## DO THIS
Gather all lines from the material that contain the word "list".
Start
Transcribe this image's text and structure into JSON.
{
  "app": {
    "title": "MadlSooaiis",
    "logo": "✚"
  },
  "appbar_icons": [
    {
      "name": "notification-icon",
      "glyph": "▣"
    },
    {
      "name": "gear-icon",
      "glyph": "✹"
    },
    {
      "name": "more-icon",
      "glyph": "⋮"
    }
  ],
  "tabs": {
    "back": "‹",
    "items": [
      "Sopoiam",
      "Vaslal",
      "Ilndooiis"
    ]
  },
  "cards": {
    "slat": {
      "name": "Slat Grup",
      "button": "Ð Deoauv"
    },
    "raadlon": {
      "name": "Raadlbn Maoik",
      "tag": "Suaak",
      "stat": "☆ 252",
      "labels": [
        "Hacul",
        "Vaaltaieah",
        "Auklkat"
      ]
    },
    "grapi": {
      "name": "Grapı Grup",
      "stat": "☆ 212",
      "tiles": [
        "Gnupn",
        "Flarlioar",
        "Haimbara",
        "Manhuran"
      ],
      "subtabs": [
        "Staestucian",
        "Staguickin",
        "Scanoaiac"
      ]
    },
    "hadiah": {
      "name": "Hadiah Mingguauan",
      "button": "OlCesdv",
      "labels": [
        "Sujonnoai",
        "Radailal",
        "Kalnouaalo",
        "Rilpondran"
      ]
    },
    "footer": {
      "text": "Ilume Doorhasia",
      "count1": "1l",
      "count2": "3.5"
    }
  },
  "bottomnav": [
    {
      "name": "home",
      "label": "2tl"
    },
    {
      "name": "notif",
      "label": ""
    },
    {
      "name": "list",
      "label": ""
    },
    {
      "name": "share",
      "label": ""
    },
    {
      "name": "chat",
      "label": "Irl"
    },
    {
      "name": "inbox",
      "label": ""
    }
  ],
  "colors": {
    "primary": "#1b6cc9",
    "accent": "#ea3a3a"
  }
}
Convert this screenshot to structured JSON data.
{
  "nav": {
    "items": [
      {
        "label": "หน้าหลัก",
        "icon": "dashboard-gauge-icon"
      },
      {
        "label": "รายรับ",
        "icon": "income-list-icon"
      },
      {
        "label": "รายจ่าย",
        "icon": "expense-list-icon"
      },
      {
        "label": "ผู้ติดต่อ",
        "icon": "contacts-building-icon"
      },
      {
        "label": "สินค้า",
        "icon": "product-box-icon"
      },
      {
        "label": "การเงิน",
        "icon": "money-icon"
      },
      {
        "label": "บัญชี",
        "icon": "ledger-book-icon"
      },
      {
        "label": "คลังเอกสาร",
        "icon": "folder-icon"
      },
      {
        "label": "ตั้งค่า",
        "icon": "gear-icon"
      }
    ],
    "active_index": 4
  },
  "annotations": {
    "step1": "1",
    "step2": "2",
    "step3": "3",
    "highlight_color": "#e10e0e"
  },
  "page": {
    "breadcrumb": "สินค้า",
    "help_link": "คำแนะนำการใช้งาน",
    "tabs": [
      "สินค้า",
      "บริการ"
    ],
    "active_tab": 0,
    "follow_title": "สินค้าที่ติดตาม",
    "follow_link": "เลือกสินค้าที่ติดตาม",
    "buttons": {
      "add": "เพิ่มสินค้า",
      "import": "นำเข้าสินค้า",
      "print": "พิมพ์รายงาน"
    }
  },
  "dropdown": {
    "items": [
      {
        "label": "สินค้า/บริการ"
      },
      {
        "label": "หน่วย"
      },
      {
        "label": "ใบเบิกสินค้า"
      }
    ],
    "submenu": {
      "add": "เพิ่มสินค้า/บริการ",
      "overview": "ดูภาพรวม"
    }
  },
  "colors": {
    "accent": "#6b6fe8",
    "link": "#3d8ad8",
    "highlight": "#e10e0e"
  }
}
End
## RESULT OF THIS TASK
      "name": "list",
        "icon": "income-list-icon"
        "icon": "expense-list-icon"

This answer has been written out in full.